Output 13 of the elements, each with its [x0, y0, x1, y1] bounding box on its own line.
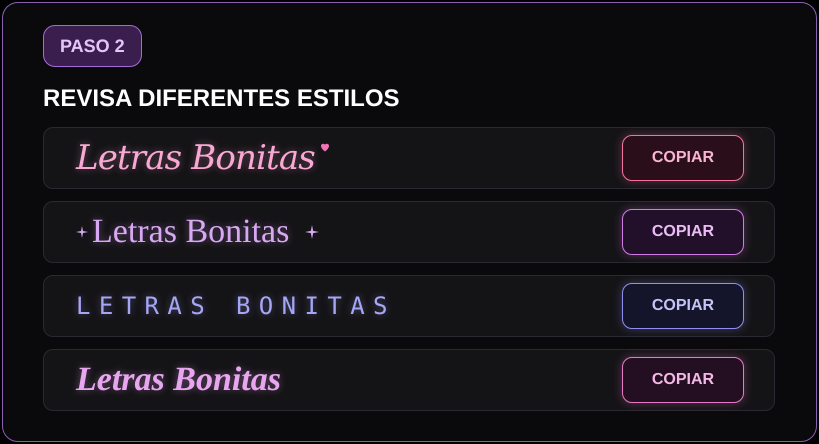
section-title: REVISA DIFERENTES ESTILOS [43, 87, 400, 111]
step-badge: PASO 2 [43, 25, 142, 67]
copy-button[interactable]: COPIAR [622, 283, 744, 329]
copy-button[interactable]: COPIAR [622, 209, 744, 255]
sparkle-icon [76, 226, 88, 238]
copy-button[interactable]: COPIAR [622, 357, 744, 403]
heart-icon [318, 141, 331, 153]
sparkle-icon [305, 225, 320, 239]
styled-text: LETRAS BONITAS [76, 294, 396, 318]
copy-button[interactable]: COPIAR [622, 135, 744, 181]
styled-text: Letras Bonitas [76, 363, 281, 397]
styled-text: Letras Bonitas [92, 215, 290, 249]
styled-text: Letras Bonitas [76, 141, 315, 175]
= = = = =
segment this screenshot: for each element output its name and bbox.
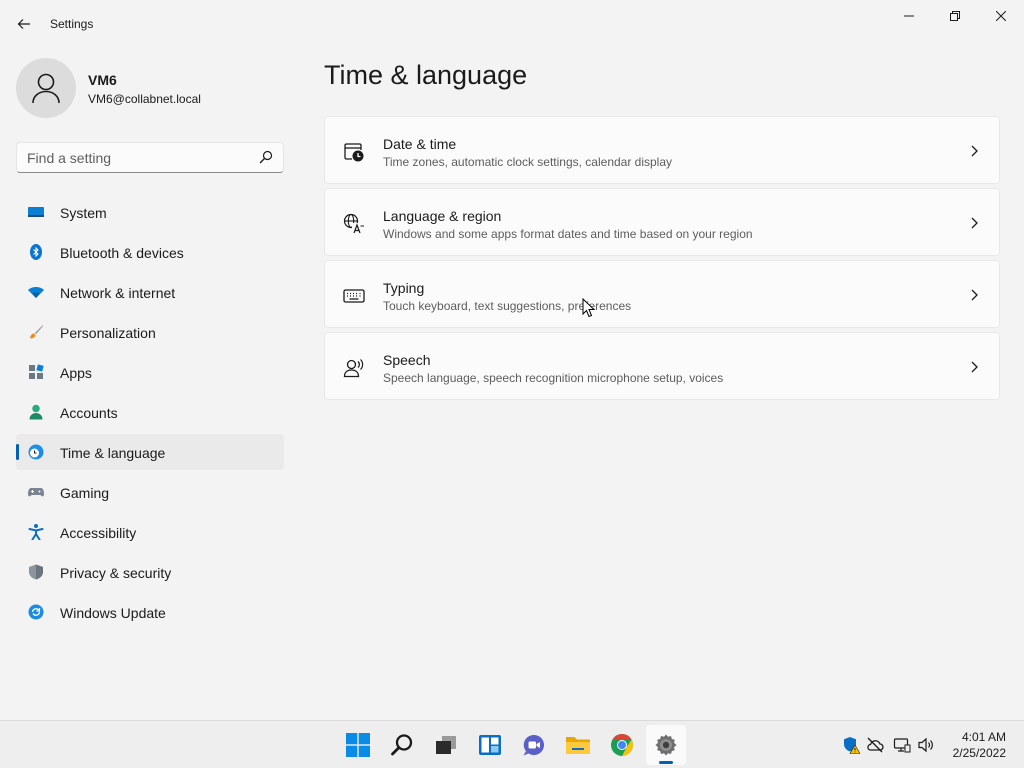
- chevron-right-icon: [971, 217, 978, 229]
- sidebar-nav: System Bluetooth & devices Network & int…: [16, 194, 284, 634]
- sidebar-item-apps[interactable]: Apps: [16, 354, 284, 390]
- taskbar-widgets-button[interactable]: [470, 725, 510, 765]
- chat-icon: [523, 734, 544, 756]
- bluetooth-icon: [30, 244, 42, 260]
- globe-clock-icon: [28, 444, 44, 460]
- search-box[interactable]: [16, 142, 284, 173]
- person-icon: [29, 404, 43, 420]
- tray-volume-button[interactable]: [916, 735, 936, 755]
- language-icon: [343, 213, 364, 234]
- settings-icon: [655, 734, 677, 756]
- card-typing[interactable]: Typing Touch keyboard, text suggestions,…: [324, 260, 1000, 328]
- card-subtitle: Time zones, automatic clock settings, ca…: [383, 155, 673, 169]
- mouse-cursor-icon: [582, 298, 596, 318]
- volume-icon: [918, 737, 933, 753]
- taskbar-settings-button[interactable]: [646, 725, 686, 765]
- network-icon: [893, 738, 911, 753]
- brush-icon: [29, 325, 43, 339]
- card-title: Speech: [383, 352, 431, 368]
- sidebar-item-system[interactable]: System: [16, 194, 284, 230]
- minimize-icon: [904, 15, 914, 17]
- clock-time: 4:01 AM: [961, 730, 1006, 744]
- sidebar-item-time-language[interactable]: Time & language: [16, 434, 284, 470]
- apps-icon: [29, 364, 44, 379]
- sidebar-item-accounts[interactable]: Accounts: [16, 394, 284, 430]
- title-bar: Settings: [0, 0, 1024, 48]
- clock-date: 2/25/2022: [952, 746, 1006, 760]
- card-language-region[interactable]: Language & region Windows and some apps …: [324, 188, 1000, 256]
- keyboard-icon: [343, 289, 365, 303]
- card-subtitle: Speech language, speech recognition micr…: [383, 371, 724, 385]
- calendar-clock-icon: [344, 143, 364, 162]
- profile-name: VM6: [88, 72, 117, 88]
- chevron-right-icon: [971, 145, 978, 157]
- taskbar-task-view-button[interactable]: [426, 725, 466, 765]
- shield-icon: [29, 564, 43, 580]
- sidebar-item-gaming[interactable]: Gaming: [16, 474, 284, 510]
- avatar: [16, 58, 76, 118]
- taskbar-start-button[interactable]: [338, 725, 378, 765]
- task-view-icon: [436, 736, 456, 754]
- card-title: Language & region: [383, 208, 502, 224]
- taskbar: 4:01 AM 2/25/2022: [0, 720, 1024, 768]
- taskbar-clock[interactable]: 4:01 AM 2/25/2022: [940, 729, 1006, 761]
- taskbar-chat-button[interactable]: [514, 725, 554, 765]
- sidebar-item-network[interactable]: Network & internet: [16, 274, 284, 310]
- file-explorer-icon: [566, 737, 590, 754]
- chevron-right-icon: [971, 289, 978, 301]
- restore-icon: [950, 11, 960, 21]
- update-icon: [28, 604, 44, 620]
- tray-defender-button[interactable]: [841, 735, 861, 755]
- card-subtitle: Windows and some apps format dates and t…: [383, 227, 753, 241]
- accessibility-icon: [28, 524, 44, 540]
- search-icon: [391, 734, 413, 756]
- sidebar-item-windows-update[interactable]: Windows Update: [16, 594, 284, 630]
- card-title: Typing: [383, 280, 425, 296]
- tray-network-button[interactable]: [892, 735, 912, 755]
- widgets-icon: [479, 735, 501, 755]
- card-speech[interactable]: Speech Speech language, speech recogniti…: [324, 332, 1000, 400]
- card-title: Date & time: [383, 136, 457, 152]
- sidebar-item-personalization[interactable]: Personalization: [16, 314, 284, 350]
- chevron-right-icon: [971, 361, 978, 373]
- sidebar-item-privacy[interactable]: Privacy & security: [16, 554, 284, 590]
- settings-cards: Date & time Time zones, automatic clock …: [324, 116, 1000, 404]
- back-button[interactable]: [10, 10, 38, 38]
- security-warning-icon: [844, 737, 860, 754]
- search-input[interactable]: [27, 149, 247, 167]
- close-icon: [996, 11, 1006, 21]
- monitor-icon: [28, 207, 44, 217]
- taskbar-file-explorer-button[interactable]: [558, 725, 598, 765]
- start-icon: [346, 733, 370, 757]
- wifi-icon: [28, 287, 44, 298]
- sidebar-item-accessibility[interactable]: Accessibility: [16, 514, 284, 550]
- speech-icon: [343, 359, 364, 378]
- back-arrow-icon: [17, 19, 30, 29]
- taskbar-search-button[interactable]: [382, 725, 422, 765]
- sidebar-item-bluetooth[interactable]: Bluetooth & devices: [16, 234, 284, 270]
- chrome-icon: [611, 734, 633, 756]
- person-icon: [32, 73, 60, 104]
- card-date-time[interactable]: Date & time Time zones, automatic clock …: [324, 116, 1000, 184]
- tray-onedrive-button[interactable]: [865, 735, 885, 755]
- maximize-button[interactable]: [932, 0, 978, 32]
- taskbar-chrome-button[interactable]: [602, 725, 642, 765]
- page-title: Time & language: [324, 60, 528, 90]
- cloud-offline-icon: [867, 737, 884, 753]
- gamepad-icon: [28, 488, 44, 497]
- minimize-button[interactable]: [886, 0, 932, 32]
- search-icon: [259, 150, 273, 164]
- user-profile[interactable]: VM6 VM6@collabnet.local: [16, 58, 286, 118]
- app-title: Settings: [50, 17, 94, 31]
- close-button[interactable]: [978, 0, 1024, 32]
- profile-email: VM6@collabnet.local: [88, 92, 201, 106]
= = = = =
## Given task
Extract the lines in the stretch from the line that contains "Output 13 of" through the line that contains "styled-text: Letras Bonitas [76, 141, 315, 175]", copying each one exactly and leaving out the pictures.

## The solution
Output 13 of the elements, each with its [x0, y0, x1, y1] bounding box on its own line.
section-title: REVISA DIFERENTES ESTILOS [43, 87, 400, 111]
step-badge: PASO 2 [43, 25, 142, 67]
copy-button[interactable]: COPIAR [622, 283, 744, 329]
copy-button[interactable]: COPIAR [622, 209, 744, 255]
sparkle-icon [76, 226, 88, 238]
copy-button[interactable]: COPIAR [622, 357, 744, 403]
heart-icon [318, 141, 331, 153]
sparkle-icon [305, 225, 320, 239]
styled-text: LETRAS BONITAS [76, 294, 396, 318]
copy-button[interactable]: COPIAR [622, 135, 744, 181]
styled-text: Letras Bonitas [76, 363, 281, 397]
styled-text: Letras Bonitas [92, 215, 290, 249]
styled-text: Letras Bonitas [76, 141, 315, 175]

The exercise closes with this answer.